[WHAT IS BEING ASKED]: Scan the entries for the string "λειτουργίας" and give the number of lines that have it, nothing further.

[PROVIDED DATA]:
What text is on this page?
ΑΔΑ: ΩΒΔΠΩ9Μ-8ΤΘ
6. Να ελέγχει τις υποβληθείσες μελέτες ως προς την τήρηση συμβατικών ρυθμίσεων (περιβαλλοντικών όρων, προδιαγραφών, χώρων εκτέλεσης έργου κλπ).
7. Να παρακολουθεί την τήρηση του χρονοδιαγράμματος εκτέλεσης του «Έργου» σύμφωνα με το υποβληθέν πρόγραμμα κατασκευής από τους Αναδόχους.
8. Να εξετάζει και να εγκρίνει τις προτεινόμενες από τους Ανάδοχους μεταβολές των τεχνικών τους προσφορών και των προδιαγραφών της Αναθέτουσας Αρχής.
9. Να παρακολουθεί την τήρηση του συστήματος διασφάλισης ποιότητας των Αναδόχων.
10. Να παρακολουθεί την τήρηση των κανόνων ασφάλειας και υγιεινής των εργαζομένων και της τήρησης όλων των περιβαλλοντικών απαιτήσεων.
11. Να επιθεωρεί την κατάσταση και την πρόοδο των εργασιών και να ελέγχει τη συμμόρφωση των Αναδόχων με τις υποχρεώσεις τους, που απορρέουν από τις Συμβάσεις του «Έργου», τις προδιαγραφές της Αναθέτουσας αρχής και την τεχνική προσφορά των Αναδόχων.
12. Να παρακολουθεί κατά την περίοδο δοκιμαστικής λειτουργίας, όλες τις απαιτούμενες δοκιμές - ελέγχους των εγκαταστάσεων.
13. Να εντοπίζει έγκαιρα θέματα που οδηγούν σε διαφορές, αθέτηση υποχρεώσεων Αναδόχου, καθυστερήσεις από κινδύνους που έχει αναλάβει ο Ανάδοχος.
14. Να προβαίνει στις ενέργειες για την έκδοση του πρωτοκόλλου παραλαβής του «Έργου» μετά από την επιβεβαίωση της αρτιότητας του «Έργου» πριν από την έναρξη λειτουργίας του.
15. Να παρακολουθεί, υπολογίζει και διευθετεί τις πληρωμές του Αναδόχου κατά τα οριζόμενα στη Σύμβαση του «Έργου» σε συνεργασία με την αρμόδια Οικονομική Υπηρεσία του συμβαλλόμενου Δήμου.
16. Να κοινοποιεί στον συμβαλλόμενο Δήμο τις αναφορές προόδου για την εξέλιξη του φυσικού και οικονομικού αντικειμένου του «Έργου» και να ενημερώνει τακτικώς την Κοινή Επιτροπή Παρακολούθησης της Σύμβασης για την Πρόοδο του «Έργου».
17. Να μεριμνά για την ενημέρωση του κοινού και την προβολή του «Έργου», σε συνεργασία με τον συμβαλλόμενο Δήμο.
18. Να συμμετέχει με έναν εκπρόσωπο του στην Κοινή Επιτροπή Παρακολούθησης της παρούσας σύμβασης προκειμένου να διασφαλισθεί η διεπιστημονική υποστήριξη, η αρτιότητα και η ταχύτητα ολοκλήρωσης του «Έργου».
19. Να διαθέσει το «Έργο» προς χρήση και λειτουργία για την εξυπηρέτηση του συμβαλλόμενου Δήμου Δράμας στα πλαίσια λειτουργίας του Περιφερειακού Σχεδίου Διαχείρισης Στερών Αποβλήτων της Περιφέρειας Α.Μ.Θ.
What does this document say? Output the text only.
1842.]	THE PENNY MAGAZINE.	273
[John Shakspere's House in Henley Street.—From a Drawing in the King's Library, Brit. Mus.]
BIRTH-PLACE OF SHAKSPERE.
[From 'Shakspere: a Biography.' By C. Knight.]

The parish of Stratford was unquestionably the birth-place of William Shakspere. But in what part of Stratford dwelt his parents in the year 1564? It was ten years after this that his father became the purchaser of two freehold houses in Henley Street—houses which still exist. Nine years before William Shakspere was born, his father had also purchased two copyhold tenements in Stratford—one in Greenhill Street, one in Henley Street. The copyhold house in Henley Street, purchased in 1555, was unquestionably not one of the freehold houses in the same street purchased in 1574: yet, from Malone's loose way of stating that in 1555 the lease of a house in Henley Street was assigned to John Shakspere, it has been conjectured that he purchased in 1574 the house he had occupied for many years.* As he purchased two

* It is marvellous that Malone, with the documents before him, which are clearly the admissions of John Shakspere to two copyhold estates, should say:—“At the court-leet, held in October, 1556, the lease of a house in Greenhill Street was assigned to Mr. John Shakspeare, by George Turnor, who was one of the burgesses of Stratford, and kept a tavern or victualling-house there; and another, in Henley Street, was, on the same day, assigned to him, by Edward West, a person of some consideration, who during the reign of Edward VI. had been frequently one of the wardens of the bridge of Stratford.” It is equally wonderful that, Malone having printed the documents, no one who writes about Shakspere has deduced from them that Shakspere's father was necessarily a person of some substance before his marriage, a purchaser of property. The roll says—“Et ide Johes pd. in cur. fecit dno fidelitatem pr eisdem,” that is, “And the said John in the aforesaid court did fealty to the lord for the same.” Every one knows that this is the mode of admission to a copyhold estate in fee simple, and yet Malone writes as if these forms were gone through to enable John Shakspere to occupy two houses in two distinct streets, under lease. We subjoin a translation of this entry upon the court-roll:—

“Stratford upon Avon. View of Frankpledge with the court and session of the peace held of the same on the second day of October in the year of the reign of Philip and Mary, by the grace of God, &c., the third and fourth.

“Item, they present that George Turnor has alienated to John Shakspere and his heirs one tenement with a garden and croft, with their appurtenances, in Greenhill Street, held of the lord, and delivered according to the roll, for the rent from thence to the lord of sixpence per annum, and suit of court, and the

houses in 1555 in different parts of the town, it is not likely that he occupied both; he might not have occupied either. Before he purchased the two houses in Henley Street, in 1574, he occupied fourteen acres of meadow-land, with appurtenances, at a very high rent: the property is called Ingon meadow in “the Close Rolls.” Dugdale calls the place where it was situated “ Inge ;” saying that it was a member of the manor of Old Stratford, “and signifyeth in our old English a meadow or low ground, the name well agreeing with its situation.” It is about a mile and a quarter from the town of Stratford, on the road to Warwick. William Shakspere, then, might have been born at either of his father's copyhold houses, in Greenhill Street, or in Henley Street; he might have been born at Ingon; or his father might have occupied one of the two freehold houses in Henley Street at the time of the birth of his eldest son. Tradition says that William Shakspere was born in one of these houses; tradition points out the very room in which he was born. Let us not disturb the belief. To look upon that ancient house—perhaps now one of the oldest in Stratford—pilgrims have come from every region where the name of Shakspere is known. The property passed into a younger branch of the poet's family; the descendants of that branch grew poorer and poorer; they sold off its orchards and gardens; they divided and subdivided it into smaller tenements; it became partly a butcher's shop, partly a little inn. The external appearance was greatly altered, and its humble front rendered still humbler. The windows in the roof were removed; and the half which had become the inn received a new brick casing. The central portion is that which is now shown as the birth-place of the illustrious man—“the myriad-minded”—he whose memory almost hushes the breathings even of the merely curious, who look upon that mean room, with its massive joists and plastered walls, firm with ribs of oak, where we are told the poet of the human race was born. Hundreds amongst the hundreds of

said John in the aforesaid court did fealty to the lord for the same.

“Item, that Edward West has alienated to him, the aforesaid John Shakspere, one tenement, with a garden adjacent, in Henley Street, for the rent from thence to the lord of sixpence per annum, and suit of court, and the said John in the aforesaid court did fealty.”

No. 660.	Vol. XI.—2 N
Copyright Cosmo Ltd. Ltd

[OUTPUT OF THE EXERCISE]: 3